* **TASK GOAL**: Say how many lines contain the string "image". Give no other output.

* **RECORDS FOR THIS EXERCISE**:
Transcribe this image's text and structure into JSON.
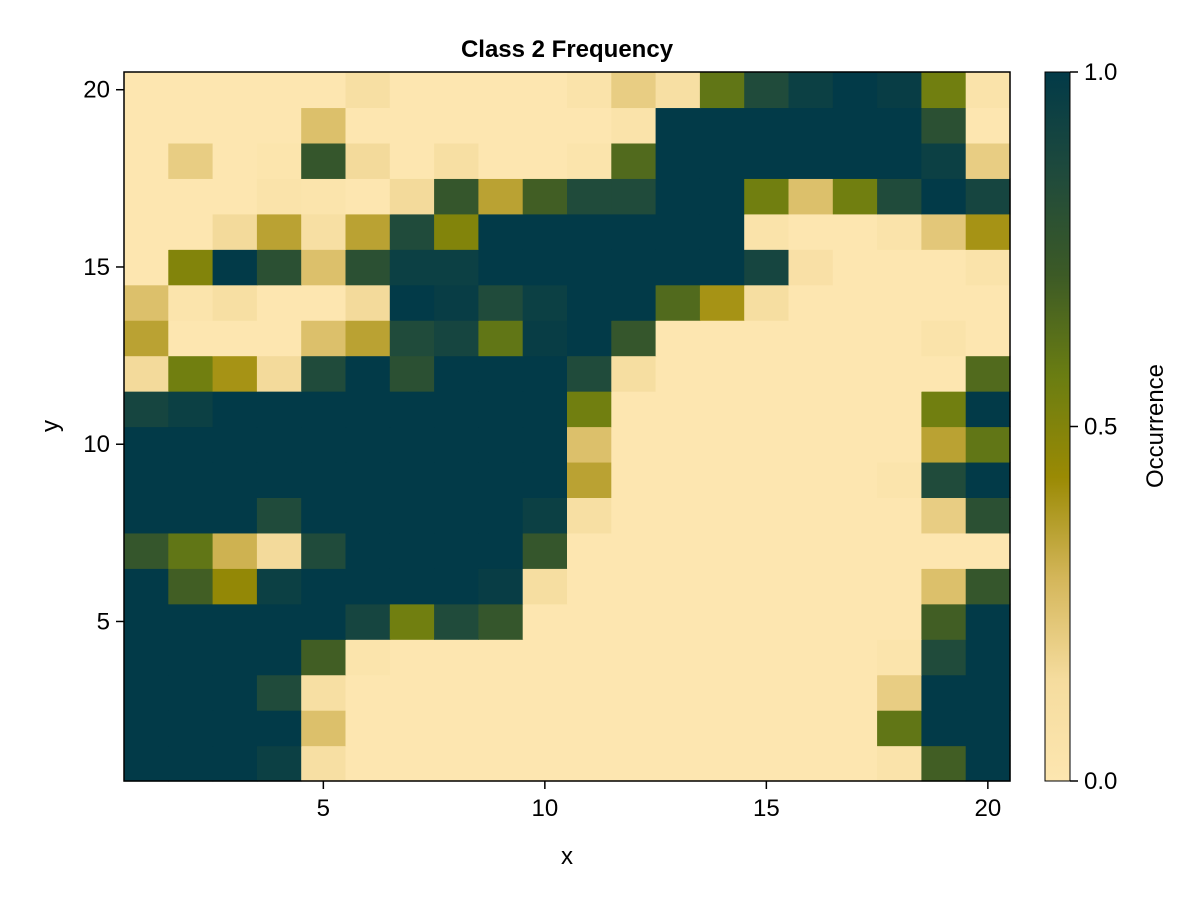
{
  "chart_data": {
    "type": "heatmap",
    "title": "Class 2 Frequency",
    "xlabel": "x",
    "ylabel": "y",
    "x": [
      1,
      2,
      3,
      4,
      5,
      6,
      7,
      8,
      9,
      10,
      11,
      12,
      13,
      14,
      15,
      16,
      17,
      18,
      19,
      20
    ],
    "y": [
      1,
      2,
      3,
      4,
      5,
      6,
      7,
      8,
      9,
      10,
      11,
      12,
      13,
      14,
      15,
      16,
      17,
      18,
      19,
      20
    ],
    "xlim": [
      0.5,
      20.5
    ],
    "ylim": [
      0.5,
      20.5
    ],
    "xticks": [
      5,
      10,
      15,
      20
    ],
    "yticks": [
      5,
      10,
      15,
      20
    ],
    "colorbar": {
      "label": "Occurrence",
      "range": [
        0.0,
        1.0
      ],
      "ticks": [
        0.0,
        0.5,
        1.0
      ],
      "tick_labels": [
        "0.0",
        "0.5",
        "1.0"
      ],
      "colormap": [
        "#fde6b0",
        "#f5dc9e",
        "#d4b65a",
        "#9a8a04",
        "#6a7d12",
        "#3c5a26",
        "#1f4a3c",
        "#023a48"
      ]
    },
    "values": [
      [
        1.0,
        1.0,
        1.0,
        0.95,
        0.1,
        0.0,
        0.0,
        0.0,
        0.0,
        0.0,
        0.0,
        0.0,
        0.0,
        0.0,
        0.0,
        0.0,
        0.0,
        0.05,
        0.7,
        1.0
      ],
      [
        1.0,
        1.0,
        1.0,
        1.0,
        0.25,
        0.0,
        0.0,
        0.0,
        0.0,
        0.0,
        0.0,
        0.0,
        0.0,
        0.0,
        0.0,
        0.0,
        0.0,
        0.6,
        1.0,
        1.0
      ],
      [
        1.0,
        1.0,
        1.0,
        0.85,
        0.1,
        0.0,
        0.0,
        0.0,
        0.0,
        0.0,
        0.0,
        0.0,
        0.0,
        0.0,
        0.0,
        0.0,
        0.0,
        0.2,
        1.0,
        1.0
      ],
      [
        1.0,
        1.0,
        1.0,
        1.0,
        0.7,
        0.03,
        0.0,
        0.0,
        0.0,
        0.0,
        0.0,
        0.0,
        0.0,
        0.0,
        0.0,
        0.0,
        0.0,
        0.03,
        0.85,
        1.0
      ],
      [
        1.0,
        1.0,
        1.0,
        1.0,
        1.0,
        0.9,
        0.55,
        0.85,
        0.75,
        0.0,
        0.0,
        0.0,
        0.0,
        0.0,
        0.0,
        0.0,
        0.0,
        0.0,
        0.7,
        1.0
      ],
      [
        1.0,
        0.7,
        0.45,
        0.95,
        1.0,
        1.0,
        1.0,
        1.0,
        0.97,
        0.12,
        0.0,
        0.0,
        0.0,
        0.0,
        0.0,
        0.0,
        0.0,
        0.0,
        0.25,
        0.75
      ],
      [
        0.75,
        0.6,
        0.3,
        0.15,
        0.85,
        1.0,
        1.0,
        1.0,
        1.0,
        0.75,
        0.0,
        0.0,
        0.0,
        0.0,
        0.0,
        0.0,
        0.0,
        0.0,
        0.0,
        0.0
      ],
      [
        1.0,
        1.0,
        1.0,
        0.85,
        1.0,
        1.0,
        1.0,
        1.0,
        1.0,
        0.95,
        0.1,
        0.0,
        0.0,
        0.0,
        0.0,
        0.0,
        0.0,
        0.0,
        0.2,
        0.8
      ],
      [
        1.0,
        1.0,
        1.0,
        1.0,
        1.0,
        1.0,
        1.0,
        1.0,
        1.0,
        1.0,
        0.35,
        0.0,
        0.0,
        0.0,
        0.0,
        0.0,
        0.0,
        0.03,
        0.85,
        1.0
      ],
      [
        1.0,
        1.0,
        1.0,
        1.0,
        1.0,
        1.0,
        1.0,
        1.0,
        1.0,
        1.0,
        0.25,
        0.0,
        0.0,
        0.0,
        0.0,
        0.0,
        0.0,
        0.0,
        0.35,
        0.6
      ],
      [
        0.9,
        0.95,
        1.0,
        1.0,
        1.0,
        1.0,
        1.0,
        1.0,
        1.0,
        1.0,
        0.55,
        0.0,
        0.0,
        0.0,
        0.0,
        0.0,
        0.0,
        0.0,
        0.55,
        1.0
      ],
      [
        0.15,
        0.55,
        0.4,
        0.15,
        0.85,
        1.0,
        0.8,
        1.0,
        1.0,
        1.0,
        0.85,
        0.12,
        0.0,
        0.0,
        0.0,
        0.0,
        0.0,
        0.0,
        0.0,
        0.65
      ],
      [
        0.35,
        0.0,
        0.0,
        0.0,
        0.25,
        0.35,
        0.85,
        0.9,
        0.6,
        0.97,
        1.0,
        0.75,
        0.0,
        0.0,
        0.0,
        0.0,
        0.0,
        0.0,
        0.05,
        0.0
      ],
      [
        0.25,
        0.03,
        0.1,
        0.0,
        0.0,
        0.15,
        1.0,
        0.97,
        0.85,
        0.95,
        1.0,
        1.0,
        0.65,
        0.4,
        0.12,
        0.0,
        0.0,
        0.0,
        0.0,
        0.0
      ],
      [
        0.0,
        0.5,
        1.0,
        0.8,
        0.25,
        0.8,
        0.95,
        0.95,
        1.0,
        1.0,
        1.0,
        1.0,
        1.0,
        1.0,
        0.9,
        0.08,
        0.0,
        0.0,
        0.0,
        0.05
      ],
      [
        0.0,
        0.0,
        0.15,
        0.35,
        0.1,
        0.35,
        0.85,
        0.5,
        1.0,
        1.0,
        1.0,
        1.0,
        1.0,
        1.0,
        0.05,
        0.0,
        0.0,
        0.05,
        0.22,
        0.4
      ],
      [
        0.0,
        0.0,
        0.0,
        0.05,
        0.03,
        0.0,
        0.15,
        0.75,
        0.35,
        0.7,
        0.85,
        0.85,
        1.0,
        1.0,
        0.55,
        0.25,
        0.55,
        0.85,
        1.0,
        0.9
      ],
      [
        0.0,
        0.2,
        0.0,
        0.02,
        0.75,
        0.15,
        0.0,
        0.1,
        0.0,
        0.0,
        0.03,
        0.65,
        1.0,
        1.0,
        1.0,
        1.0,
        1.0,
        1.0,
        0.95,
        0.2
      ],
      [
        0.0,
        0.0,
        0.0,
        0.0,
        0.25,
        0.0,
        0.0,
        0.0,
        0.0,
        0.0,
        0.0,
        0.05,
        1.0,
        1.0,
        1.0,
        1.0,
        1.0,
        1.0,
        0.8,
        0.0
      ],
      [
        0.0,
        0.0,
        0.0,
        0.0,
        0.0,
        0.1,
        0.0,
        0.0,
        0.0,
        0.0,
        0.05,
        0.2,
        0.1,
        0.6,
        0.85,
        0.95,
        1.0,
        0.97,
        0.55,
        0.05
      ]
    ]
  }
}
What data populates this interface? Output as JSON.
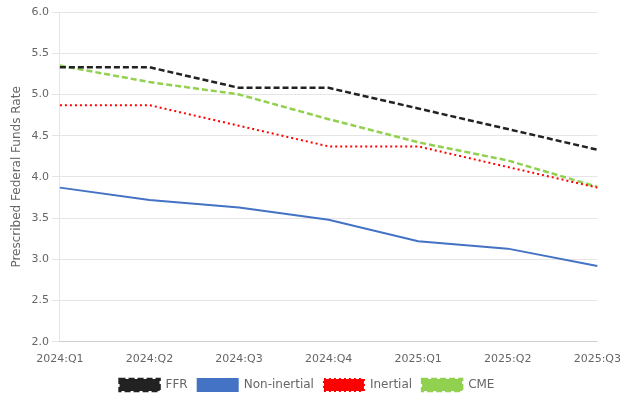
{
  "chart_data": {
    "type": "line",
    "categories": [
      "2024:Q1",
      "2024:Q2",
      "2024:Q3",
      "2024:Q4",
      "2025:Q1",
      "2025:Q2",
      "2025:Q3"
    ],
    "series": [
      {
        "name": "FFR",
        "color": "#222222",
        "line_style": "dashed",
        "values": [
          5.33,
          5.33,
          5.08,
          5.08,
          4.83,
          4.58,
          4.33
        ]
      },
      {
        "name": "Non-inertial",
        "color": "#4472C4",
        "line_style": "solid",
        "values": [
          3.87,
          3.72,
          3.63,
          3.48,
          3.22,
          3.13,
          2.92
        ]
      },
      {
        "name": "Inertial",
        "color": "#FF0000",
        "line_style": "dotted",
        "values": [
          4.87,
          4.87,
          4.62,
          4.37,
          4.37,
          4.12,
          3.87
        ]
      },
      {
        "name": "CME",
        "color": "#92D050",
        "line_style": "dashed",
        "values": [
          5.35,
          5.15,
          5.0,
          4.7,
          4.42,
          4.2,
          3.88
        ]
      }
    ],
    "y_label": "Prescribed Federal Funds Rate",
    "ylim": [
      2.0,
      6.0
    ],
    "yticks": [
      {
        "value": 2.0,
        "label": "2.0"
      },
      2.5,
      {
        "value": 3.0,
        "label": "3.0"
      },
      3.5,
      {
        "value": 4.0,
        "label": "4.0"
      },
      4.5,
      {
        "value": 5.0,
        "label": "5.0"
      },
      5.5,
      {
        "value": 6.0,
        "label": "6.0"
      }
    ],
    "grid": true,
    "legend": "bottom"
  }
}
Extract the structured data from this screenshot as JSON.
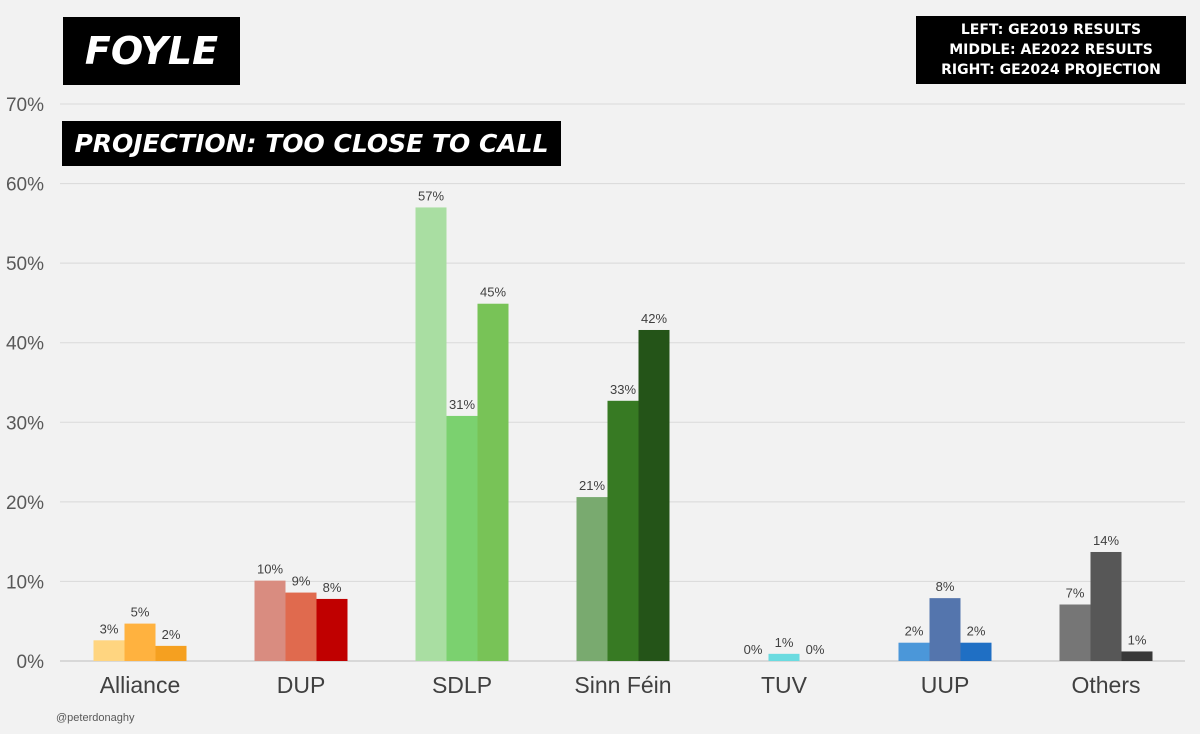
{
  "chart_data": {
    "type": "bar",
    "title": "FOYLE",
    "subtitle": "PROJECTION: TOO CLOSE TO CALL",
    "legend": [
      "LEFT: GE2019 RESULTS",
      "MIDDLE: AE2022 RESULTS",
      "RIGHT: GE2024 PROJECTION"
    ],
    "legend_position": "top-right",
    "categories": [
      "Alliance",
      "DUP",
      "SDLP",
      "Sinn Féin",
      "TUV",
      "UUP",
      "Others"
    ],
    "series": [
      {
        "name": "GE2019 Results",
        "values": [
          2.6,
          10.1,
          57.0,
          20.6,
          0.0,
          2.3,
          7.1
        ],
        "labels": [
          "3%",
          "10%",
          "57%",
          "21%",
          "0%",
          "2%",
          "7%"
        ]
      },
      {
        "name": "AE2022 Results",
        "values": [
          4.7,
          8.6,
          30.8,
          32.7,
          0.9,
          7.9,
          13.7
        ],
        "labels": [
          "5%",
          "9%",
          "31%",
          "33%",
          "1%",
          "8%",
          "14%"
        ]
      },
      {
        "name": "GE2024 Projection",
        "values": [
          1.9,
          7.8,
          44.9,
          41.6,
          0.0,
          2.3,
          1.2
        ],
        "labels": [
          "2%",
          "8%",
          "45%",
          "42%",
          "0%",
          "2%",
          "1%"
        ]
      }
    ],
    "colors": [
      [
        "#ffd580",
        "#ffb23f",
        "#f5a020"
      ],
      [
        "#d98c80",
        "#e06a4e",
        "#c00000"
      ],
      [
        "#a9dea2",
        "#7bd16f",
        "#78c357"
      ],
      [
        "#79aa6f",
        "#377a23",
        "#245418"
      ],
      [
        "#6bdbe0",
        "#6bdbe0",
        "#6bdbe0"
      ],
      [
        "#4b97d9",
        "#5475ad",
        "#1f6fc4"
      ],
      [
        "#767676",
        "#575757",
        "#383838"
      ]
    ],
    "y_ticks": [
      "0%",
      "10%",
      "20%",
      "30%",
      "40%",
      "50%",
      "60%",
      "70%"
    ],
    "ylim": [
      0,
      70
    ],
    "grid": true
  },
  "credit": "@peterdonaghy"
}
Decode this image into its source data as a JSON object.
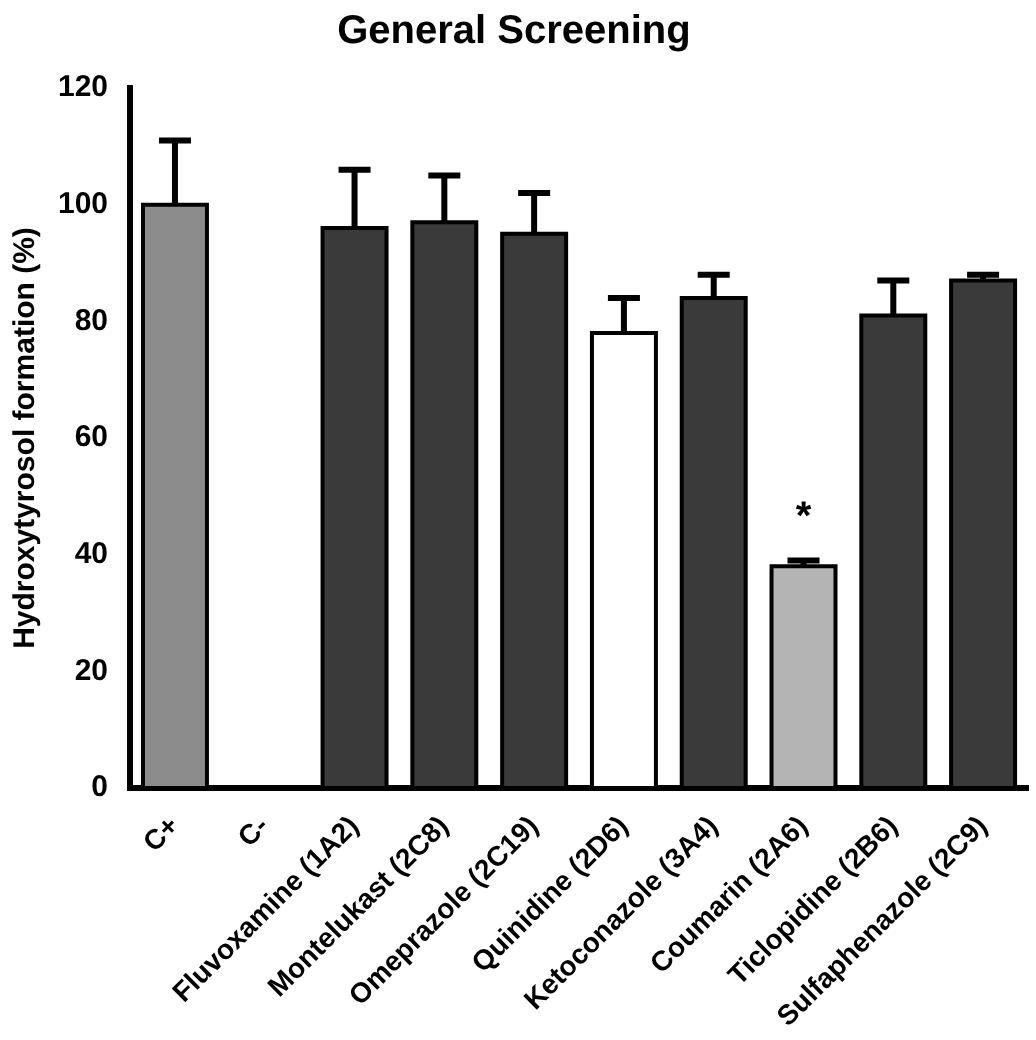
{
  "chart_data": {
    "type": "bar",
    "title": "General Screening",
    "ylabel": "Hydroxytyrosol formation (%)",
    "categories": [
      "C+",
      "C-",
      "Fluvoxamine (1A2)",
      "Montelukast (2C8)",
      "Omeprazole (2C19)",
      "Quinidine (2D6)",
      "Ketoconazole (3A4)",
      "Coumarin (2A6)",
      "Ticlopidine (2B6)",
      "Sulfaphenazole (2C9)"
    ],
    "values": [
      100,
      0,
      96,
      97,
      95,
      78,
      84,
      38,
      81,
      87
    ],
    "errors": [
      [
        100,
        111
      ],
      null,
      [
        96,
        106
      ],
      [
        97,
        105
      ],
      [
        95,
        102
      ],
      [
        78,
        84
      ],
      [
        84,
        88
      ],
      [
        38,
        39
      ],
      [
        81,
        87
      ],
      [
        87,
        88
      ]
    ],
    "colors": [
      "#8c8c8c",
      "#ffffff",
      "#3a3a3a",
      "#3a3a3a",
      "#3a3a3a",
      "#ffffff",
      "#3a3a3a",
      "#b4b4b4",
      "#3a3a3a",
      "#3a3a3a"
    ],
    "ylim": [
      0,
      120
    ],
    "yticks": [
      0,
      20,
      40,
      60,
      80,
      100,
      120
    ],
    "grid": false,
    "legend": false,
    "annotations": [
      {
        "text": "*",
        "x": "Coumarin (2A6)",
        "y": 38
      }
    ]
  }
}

* **CORRECT RESPONSE**: 2